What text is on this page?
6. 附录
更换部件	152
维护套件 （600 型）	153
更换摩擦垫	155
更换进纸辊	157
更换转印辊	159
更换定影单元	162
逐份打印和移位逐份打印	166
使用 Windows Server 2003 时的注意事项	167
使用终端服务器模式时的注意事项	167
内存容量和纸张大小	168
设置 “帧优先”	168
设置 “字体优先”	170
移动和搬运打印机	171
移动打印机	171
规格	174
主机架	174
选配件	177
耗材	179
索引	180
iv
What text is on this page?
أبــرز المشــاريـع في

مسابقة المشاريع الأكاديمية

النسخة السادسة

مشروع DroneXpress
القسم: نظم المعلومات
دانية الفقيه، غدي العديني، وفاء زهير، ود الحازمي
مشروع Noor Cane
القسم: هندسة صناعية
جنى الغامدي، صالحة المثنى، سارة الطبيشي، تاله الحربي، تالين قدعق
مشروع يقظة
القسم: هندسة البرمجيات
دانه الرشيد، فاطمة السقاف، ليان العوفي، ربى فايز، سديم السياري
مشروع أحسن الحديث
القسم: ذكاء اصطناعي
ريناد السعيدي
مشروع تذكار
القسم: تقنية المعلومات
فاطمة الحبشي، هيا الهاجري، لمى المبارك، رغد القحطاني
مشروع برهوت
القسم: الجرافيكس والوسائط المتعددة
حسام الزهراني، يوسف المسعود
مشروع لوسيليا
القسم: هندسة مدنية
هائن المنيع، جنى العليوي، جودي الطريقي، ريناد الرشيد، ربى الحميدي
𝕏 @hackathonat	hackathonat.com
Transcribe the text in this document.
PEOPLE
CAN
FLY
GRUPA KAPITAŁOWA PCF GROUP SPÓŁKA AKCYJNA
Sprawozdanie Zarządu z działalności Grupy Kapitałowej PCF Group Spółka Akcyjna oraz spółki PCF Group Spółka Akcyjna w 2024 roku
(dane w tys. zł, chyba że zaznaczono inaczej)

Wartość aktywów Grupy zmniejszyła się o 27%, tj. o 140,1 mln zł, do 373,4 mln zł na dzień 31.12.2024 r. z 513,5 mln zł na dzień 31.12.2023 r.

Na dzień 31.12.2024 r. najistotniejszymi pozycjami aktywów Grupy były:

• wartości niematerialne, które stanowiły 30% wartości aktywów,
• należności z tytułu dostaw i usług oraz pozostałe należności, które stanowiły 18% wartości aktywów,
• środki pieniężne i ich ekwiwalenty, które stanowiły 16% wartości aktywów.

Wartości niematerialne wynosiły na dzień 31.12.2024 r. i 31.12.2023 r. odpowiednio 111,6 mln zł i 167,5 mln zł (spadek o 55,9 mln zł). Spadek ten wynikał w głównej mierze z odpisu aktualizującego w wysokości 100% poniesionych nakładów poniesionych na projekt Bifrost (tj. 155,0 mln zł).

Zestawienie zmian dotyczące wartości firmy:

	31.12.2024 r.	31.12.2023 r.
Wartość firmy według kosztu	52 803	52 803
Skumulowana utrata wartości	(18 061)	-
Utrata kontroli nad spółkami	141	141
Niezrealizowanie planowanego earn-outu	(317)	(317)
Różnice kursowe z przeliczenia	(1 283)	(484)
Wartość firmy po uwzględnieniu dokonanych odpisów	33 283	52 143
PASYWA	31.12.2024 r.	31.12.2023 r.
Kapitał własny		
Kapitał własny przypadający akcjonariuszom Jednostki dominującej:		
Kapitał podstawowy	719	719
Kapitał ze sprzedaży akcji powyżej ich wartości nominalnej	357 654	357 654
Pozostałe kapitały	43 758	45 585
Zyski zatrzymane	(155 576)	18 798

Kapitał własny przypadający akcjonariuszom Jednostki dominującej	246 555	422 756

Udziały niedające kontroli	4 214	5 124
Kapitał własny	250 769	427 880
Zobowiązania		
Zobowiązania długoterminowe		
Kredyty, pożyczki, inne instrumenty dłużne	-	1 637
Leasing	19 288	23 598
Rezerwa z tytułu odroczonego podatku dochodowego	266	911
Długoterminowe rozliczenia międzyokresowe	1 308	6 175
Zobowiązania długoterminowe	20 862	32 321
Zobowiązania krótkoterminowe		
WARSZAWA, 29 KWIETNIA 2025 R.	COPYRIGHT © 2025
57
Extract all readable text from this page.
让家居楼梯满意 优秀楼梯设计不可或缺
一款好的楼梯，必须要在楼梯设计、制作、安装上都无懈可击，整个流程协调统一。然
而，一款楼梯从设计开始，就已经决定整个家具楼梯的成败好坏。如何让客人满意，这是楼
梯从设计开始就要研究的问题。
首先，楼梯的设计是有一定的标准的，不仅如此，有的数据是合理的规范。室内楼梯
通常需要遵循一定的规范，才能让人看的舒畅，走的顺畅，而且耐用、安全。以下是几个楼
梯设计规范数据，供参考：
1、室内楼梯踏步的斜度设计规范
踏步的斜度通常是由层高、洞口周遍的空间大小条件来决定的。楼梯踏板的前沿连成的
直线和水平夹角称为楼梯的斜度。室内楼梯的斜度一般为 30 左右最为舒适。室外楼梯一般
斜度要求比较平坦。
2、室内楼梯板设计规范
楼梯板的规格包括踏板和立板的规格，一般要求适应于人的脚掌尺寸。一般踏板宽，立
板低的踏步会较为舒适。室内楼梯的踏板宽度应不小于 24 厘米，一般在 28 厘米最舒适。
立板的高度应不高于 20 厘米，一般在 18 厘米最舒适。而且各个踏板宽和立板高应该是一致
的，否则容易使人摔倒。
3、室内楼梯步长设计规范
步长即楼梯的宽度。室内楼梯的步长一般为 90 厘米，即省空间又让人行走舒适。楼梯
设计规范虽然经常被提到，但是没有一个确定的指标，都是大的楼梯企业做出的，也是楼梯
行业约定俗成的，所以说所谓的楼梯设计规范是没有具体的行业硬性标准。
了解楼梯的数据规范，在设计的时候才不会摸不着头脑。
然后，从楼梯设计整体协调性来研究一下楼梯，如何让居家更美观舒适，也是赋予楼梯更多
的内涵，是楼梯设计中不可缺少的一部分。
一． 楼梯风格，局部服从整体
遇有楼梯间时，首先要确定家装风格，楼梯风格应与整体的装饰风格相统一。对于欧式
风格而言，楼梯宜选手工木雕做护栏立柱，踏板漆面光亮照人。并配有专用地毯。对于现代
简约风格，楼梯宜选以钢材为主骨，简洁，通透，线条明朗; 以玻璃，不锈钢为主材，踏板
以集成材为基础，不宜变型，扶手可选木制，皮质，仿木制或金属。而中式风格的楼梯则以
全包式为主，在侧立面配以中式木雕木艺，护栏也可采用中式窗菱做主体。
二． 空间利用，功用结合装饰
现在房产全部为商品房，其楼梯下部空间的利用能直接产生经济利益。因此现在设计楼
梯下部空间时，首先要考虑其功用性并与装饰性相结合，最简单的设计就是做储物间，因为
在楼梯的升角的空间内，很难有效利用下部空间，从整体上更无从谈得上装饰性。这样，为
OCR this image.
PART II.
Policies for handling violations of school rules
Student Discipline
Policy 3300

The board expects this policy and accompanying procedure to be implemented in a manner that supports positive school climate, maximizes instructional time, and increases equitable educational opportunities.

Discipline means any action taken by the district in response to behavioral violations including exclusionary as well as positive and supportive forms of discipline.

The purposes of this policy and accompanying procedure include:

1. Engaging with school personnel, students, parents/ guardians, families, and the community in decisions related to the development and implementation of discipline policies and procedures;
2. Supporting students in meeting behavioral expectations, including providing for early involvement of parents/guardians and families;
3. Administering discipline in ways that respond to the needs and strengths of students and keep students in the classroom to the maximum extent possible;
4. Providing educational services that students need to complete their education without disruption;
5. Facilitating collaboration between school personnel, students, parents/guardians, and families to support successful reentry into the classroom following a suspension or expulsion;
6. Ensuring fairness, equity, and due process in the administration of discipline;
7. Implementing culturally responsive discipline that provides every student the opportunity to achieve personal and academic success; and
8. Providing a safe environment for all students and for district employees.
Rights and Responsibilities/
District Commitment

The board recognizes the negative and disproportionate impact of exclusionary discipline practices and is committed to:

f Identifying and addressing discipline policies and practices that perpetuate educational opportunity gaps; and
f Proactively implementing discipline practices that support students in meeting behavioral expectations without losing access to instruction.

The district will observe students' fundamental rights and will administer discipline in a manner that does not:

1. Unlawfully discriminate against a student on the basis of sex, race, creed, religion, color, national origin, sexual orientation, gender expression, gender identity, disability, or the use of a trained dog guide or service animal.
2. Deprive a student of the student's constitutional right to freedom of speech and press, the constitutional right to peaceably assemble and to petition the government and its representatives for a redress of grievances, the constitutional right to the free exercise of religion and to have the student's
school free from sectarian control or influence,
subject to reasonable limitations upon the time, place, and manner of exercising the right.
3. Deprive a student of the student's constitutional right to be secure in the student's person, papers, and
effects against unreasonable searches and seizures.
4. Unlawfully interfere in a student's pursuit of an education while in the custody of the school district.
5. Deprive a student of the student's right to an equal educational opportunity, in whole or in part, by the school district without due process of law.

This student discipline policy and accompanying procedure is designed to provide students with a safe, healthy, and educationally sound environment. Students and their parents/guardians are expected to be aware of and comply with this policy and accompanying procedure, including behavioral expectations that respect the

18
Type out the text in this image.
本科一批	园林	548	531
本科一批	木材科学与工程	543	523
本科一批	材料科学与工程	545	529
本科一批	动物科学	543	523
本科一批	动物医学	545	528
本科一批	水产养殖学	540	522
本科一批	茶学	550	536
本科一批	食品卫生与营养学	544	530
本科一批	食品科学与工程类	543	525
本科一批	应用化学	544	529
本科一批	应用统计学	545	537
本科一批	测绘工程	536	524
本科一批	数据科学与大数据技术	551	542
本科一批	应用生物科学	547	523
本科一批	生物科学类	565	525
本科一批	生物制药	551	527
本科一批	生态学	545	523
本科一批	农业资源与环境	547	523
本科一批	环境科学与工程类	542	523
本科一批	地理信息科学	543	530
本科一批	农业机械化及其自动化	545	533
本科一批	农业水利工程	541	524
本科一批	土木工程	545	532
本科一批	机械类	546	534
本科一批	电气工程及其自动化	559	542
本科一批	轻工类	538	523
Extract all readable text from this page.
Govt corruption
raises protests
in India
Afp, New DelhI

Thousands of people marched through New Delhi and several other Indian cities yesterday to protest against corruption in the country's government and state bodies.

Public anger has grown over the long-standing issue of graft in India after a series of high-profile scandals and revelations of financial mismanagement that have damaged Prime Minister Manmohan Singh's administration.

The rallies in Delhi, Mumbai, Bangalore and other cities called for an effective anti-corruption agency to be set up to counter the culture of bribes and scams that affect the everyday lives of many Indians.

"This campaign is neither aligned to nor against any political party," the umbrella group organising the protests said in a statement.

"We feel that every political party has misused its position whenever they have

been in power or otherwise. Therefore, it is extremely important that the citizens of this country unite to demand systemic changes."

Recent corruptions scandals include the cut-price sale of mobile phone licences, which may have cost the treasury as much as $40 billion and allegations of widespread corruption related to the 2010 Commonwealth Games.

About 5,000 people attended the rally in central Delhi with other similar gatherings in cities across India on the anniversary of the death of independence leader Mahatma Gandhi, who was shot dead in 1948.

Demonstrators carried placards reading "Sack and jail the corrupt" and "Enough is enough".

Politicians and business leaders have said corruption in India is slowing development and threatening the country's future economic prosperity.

__To do__: Count the lines above that contain the word "własny", and give only that number.

__Correct result__: 4